-- Work to be completed --
In the following material, identify every line holding the string "無論身在何處" and return it.
---- Raw data
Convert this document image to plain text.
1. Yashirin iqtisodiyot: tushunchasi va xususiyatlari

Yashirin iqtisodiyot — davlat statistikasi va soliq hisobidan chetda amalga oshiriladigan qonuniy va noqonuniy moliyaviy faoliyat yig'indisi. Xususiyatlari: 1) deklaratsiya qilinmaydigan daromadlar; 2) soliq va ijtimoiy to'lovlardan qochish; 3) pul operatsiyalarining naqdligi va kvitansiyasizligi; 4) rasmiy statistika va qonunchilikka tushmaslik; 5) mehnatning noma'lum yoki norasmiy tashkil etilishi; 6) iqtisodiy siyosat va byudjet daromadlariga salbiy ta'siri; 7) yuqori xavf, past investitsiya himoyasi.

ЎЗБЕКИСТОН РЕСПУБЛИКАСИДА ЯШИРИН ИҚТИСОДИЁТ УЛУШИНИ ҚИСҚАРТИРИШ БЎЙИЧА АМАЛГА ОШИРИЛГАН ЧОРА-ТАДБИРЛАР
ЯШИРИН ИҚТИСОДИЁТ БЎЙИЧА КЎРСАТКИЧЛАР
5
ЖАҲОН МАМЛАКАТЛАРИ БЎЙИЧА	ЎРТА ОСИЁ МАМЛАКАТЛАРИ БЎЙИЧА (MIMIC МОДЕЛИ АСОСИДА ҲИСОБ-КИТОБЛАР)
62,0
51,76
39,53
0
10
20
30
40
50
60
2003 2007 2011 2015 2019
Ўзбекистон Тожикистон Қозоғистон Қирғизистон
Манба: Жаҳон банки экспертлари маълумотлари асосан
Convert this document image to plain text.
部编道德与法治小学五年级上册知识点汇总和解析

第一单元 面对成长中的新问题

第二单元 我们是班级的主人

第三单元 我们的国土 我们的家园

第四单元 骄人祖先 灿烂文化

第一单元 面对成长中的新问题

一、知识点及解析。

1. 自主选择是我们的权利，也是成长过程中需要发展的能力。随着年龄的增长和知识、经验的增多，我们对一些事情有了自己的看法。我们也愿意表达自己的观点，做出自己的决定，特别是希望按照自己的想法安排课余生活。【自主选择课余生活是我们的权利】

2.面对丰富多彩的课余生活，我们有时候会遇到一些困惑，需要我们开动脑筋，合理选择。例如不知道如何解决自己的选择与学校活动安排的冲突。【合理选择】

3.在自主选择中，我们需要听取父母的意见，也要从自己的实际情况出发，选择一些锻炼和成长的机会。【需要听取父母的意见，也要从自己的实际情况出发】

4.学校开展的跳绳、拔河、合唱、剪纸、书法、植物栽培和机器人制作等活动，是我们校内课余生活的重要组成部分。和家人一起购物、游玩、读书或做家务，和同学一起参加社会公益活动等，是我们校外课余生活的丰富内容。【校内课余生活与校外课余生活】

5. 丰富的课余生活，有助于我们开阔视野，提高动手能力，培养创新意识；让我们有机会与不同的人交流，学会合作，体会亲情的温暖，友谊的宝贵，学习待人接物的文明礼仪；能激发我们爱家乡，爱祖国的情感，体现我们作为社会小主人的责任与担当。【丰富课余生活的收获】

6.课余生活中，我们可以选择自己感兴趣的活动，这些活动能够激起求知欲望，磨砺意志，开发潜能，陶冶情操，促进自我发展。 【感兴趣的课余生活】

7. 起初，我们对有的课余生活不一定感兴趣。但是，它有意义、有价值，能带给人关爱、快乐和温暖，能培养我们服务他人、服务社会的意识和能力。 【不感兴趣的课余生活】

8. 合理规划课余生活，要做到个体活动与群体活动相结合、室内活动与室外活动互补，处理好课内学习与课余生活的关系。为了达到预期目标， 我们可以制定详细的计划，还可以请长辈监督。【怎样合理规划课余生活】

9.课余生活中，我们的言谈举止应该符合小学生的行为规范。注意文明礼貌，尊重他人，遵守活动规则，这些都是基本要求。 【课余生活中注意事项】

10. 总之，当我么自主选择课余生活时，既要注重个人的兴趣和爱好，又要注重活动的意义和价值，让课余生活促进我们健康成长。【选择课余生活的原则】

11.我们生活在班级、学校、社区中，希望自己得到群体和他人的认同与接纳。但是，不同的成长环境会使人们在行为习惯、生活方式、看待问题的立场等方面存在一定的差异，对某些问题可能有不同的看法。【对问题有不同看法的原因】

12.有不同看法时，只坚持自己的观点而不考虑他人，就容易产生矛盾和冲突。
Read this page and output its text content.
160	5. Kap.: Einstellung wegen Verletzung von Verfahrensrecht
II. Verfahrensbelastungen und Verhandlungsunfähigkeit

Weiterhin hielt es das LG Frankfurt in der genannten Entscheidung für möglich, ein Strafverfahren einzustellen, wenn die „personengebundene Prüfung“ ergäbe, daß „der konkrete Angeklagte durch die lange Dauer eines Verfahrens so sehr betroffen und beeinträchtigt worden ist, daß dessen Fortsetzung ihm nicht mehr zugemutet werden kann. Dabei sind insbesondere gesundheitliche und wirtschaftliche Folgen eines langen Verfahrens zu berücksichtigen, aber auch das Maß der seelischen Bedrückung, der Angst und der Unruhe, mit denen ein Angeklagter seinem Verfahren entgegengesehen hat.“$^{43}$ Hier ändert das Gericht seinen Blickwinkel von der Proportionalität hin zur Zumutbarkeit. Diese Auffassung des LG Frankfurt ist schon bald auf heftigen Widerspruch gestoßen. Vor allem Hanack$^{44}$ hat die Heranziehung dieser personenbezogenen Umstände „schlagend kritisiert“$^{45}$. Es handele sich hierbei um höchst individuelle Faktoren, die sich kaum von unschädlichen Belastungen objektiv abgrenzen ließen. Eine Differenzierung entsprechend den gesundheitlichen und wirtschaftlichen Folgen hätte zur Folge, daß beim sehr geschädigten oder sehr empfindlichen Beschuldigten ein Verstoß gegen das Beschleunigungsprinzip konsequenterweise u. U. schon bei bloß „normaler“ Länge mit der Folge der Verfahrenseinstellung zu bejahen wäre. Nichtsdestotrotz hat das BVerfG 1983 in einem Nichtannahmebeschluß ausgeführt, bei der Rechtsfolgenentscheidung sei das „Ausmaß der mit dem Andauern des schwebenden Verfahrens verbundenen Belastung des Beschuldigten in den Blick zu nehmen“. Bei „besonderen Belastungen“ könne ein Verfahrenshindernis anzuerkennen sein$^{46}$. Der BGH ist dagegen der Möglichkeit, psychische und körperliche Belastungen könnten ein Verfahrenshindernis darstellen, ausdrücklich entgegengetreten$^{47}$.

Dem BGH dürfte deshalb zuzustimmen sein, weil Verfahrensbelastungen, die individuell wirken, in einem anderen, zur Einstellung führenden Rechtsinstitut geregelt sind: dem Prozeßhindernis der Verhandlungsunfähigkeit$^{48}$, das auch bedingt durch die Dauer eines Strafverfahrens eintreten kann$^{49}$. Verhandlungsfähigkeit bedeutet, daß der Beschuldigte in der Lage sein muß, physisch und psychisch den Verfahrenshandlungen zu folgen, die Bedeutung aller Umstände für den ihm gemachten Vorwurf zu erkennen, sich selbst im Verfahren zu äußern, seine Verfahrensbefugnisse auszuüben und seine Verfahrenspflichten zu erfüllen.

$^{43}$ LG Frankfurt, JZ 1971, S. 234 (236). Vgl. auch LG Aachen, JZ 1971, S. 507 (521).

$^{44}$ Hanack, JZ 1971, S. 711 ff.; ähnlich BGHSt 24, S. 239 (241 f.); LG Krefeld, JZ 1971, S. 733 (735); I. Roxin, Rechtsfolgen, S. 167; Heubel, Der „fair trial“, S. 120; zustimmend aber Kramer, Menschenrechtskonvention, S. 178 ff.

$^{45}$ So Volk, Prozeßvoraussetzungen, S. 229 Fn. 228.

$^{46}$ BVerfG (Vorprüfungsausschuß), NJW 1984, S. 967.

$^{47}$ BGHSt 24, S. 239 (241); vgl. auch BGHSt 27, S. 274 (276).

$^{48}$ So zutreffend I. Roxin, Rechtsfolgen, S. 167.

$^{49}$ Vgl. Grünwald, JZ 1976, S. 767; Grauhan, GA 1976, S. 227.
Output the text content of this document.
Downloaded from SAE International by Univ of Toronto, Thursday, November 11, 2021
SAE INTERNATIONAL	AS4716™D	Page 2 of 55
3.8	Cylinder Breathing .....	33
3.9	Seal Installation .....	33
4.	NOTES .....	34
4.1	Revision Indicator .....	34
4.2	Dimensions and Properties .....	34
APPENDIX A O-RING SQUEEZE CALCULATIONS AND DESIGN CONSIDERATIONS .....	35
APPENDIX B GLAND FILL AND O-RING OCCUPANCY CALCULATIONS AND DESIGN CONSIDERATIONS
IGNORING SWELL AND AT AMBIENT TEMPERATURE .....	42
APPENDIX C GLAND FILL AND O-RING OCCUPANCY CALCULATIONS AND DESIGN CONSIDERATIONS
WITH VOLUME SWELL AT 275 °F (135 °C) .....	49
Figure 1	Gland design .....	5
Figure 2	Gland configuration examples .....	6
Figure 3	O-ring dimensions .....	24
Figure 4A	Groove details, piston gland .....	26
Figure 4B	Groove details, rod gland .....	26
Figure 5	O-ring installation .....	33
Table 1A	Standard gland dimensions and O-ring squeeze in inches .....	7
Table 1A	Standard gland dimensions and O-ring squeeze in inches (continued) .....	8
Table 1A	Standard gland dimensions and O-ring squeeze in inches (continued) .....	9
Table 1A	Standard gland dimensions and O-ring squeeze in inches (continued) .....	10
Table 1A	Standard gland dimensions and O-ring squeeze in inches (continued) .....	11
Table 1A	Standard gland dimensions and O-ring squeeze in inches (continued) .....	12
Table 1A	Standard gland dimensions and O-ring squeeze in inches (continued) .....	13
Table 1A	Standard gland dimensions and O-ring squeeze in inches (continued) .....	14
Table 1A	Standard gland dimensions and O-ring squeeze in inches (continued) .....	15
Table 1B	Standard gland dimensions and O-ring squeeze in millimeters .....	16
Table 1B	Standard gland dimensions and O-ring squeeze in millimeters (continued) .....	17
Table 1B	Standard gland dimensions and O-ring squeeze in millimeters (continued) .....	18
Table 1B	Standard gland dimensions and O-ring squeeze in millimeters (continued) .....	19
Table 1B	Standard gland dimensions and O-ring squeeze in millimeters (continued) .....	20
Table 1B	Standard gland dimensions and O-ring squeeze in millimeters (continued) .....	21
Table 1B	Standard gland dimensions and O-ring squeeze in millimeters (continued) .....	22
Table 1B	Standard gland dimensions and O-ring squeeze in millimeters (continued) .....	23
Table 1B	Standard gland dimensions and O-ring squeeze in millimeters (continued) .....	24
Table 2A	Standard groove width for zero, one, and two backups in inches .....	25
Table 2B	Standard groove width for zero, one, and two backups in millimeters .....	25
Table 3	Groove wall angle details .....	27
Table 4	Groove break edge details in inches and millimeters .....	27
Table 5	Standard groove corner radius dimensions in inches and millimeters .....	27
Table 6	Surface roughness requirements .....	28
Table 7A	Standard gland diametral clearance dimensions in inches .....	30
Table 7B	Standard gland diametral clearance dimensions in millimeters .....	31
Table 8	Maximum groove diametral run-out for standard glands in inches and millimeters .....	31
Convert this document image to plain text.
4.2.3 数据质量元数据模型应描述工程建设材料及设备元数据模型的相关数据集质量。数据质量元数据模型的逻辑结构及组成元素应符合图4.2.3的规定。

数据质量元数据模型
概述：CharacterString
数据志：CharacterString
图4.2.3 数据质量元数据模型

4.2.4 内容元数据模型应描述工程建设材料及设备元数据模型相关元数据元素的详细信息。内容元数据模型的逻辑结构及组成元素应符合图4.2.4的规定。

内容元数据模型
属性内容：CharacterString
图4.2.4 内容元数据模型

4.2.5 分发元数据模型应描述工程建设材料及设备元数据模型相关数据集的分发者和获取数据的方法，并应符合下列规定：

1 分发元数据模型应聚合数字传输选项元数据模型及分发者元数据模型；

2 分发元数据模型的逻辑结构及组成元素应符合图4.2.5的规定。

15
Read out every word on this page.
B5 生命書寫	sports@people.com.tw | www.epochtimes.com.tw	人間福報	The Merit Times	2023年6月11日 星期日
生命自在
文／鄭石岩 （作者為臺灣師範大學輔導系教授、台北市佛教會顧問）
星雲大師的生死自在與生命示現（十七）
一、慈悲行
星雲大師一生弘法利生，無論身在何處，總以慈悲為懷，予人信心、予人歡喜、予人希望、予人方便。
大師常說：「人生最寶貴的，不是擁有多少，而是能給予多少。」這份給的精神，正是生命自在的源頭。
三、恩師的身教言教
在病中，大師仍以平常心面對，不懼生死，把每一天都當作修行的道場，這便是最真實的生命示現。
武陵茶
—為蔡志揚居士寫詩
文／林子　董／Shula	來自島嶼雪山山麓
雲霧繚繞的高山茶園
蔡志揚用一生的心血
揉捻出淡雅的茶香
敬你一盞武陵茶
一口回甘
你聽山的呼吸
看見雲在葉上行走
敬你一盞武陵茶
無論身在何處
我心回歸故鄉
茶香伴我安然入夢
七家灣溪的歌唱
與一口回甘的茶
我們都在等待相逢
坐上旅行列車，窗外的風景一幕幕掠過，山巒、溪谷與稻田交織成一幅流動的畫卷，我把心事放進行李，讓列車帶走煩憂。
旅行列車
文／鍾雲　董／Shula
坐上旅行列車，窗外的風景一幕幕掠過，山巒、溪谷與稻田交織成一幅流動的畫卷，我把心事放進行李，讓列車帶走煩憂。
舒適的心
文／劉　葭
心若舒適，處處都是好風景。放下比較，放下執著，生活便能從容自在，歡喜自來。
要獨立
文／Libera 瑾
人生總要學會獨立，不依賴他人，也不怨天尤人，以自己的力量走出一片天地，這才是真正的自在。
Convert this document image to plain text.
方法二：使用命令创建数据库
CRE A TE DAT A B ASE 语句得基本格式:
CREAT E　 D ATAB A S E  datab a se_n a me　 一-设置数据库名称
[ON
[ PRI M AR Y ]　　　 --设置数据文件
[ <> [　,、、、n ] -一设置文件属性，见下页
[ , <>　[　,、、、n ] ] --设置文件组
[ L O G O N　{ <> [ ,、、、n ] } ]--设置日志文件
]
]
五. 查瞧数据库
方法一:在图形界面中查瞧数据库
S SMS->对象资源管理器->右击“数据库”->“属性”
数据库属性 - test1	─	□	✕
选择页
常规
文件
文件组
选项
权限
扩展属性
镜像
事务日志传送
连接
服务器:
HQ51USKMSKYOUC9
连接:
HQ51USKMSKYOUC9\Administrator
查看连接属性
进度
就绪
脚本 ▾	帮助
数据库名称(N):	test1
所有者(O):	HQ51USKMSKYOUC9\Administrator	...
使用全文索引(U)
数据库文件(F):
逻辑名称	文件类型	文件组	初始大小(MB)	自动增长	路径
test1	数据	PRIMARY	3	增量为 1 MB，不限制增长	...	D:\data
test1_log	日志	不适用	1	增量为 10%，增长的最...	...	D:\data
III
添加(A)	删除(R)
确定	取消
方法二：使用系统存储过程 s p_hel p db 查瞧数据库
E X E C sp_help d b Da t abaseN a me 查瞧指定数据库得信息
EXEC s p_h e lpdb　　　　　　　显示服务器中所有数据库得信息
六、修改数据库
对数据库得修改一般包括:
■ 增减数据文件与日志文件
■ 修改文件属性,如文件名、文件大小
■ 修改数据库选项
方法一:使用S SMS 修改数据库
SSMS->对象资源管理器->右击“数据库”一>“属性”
--------
-- Completed task --
星雲大師一生弘法利生，無論身在何處，總以慈悲為懷，予人信心、予人歡喜、予人希望、予人方便。
無論身在何處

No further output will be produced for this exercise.